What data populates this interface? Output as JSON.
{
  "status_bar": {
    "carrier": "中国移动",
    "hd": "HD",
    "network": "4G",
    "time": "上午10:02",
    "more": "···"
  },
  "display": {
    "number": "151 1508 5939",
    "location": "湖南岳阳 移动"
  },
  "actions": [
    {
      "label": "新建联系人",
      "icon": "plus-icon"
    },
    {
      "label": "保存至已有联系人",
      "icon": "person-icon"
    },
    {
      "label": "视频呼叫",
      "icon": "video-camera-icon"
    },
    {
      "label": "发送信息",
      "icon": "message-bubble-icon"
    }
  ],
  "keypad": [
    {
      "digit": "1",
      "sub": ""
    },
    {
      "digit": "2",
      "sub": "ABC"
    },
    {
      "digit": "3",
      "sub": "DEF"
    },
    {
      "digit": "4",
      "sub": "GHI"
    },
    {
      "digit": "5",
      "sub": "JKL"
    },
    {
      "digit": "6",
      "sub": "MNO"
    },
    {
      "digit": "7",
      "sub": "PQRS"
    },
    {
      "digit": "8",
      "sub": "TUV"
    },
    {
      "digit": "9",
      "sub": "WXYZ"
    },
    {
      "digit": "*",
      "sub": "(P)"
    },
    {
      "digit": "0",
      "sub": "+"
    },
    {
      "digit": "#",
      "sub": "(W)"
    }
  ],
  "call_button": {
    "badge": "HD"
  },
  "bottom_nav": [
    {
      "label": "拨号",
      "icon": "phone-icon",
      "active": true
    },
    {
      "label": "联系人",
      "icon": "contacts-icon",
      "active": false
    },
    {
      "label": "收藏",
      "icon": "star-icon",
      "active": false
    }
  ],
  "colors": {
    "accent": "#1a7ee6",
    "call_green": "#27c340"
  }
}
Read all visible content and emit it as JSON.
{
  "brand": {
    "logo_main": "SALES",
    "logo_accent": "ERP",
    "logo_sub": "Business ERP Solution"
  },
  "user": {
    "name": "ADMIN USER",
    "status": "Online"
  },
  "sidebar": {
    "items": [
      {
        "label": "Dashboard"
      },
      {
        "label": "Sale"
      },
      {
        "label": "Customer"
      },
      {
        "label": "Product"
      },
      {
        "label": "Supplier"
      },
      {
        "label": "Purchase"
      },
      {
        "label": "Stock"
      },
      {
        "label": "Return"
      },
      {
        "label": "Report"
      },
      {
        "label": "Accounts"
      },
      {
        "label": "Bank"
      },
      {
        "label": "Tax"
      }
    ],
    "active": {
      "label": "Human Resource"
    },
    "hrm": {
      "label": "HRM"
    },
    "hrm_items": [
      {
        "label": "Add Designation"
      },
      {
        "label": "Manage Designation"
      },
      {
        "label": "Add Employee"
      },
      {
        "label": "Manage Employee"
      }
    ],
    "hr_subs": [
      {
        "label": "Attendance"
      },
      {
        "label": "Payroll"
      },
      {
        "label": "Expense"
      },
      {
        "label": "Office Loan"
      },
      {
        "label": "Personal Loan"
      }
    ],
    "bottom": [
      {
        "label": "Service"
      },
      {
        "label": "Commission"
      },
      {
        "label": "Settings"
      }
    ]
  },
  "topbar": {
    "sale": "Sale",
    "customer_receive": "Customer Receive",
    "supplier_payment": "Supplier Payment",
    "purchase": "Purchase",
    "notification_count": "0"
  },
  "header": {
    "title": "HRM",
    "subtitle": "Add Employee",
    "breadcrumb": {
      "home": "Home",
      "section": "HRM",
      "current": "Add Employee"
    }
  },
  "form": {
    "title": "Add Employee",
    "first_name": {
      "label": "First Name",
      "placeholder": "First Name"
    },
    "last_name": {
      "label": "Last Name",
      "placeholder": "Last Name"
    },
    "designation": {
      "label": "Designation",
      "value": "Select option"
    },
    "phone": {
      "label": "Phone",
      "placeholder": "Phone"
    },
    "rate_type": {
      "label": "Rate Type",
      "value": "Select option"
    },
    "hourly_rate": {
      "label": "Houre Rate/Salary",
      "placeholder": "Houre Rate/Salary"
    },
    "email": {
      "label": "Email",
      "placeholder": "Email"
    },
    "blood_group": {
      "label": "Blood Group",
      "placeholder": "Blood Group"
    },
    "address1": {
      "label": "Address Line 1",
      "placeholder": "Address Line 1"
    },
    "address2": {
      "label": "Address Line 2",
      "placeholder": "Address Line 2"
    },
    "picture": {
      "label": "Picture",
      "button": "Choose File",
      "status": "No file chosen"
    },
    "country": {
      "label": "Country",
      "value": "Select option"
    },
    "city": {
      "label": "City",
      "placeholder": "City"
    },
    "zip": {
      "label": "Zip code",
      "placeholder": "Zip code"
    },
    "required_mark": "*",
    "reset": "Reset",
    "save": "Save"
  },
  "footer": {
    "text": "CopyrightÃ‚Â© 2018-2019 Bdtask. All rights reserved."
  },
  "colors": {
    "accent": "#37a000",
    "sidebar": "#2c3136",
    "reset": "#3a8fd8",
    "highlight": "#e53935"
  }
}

==========

> [Stated exercise]
Check each line above for "JSON" and return the ones that have it.

> [Expected answer]
What data populates this interface? Output as JSON.
Read all visible content and emit it as JSON.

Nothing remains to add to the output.